Written problem => Keep the pictures out and restate every record exactly.

Stored rows =>
********

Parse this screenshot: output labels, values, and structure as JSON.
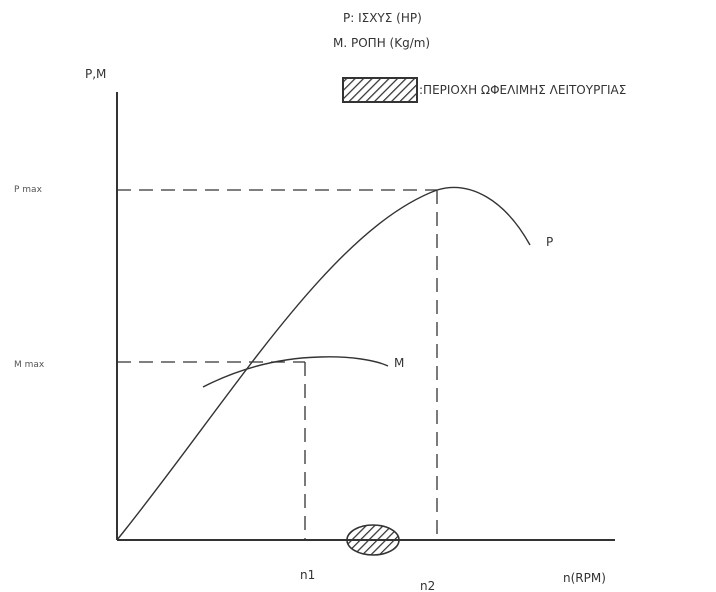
{
  "legend": {
    "p_line": "P: ΙΣΧΥΣ (HP)",
    "m_line": "M. ΡΟΠΗ (Kg/m)",
    "swatch_text": ":ΠΕΡΙΟΧΗ ΩΦΕΛΙΜΗΣ ΛΕΙΤΟΥΡΓΙΑΣ"
  },
  "axes": {
    "y_label": "P,M",
    "x_label": "n(RPM)",
    "y_tick_pmax": "P max",
    "y_tick_mmax": "M max",
    "x_tick_n1": "n1",
    "x_tick_n2": "n2"
  },
  "curves": {
    "p_label": "P",
    "m_label": "M"
  },
  "colors": {
    "line": "#333333",
    "background": "#ffffff"
  }
}
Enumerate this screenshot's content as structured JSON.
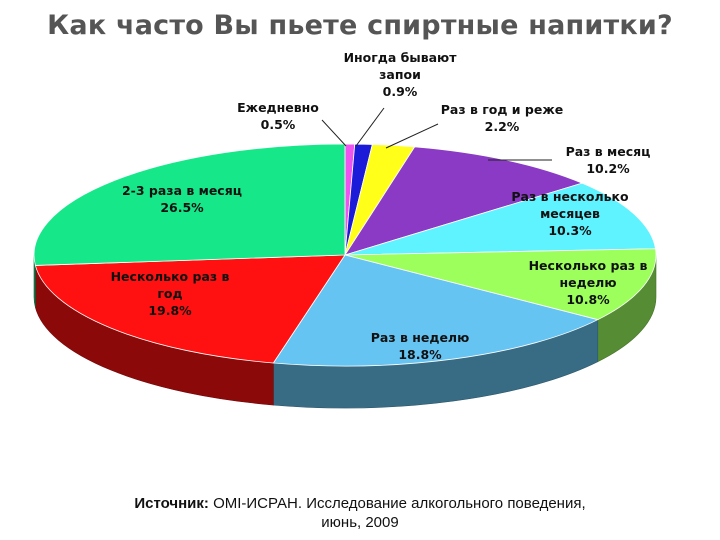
{
  "chart_data": {
    "type": "pie",
    "title": "Как часто Вы пьете спиртные напитки?",
    "style": "3d",
    "slices": [
      {
        "label": "Ежедневно",
        "value_label": "0.5%",
        "value": 0.5,
        "color": "#ee55ee"
      },
      {
        "label": "Иногда бывают запои",
        "value_label": "0.9%",
        "value": 0.9,
        "color": "#1c1cd8"
      },
      {
        "label": "Раз в год и реже",
        "value_label": "2.2%",
        "value": 2.2,
        "color": "#ffff1a"
      },
      {
        "label": "Раз в месяц",
        "value_label": "10.2%",
        "value": 10.2,
        "color": "#8a3ac4"
      },
      {
        "label": "Раз в несколько месяцев",
        "value_label": "10.3%",
        "value": 10.3,
        "color": "#5ff2ff"
      },
      {
        "label": "Несколько раз в неделю",
        "value_label": "10.8%",
        "value": 10.8,
        "color": "#9cff5c"
      },
      {
        "label": "Раз в неделю",
        "value_label": "18.8%",
        "value": 18.8,
        "color": "#66c4f2"
      },
      {
        "label": "Несколько раз в год",
        "value_label": "19.8%",
        "value": 19.8,
        "color": "#ff1111"
      },
      {
        "label": "2-3 раза в месяц",
        "value_label": "26.5%",
        "value": 26.5,
        "color": "#16e88a"
      }
    ]
  },
  "source": {
    "prefix": "Источник:",
    "text": "ОМІ-ИСРАН. Исследование алкогольного поведения,",
    "date": "июнь, 2009"
  }
}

********

Result of the task =>
Parse this screenshot: output labels, values, and structure as JSON.
{
  "legend": {
    "p_line": "P: ΙΣΧΥΣ (HP)",
    "m_line": "M. ΡΟΠΗ (Kg/m)",
    "swatch_text": ":ΠΕΡΙΟΧΗ ΩΦΕΛΙΜΗΣ ΛΕΙΤΟΥΡΓΙΑΣ"
  },
  "axes": {
    "y_label": "P,M",
    "x_label": "n(RPM)",
    "y_tick_pmax": "P max",
    "y_tick_mmax": "M max",
    "x_tick_n1": "n1",
    "x_tick_n2": "n2"
  },
  "curves": {
    "p_label": "P",
    "m_label": "M"
  },
  "colors": {
    "line": "#333333",
    "background": "#ffffff"
  }
}
Enumerate this screenshot's content as structured JSON.
{
  "chart_data": {
    "type": "pie",
    "title": "Как часто Вы пьете спиртные напитки?",
    "style": "3d",
    "slices": [
      {
        "label": "Ежедневно",
        "value_label": "0.5%",
        "value": 0.5,
        "color": "#ee55ee"
      },
      {
        "label": "Иногда бывают запои",
        "value_label": "0.9%",
        "value": 0.9,
        "color": "#1c1cd8"
      },
      {
        "label": "Раз в год и реже",
        "value_label": "2.2%",
        "value": 2.2,
        "color": "#ffff1a"
      },
      {
        "label": "Раз в месяц",
        "value_label": "10.2%",
        "value": 10.2,
        "color": "#8a3ac4"
      },
      {
        "label": "Раз в несколько месяцев",
        "value_label": "10.3%",
        "value": 10.3,
        "color": "#5ff2ff"
      },
      {
        "label": "Несколько раз в неделю",
        "value_label": "10.8%",
        "value": 10.8,
        "color": "#9cff5c"
      },
      {
        "label": "Раз в неделю",
        "value_label": "18.8%",
        "value": 18.8,
        "color": "#66c4f2"
      },
      {
        "label": "Несколько раз в год",
        "value_label": "19.8%",
        "value": 19.8,
        "color": "#ff1111"
      },
      {
        "label": "2-3 раза в месяц",
        "value_label": "26.5%",
        "value": 26.5,
        "color": "#16e88a"
      }
    ]
  },
  "source": {
    "prefix": "Источник:",
    "text": "ОМІ-ИСРАН. Исследование алкогольного поведения,",
    "date": "июнь, 2009"
  }
}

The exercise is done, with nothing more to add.